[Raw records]
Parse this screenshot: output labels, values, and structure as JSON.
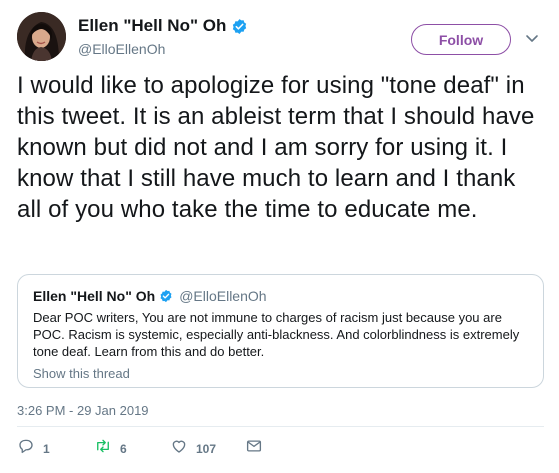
{
  "author": {
    "display_name": "Ellen \"Hell No\" Oh",
    "handle": "@ElloEllenOh"
  },
  "follow_button": {
    "label": "Follow"
  },
  "tweet": {
    "text": "I would like to apologize for using \"tone deaf\" in this tweet. It is an ableist term that I should have known but did not and I am sorry for using it. I know that I still have much to learn and I thank all of you who take the time to educate me."
  },
  "quoted_tweet": {
    "display_name": "Ellen \"Hell No\" Oh",
    "handle": "@ElloEllenOh",
    "text": "Dear POC writers, You are not immune to charges of racism just because you are POC. Racism is systemic, especially anti-blackness. And colorblindness is extremely tone deaf. Learn from this and do better.",
    "show_thread": "Show this thread"
  },
  "timestamp": "3:26 PM - 29 Jan 2019",
  "actions": {
    "replies": "1",
    "retweets": "6",
    "likes": "107"
  },
  "colors": {
    "accent": "#8d4fa6",
    "verified": "#1da1f2",
    "muted": "#657786",
    "retweet_icon": "#17bf63"
  },
  "icons": [
    "verified-badge-icon",
    "chevron-down-icon",
    "reply-icon",
    "retweet-icon",
    "like-icon",
    "message-icon"
  ]
}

| What is expected |
Give every record again exactly, apart from the pictures, which stay out.

| Correct result |
Parse this screenshot: output labels, values, and structure as JSON.
{
  "author": {
    "display_name": "Ellen \"Hell No\" Oh",
    "handle": "@ElloEllenOh"
  },
  "follow_button": {
    "label": "Follow"
  },
  "tweet": {
    "text": "I would like to apologize for using \"tone deaf\" in this tweet. It is an ableist term that I should have known but did not and I am sorry for using it. I know that I still have much to learn and I thank all of you who take the time to educate me."
  },
  "quoted_tweet": {
    "display_name": "Ellen \"Hell No\" Oh",
    "handle": "@ElloEllenOh",
    "text": "Dear POC writers, You are not immune to charges of racism just because you are POC. Racism is systemic, especially anti-blackness. And colorblindness is extremely tone deaf. Learn from this and do better.",
    "show_thread": "Show this thread"
  },
  "timestamp": "3:26 PM - 29 Jan 2019",
  "actions": {
    "replies": "1",
    "retweets": "6",
    "likes": "107"
  },
  "colors": {
    "accent": "#8d4fa6",
    "verified": "#1da1f2",
    "muted": "#657786",
    "retweet_icon": "#17bf63"
  },
  "icons": [
    "verified-badge-icon",
    "chevron-down-icon",
    "reply-icon",
    "retweet-icon",
    "like-icon",
    "message-icon"
  ]
}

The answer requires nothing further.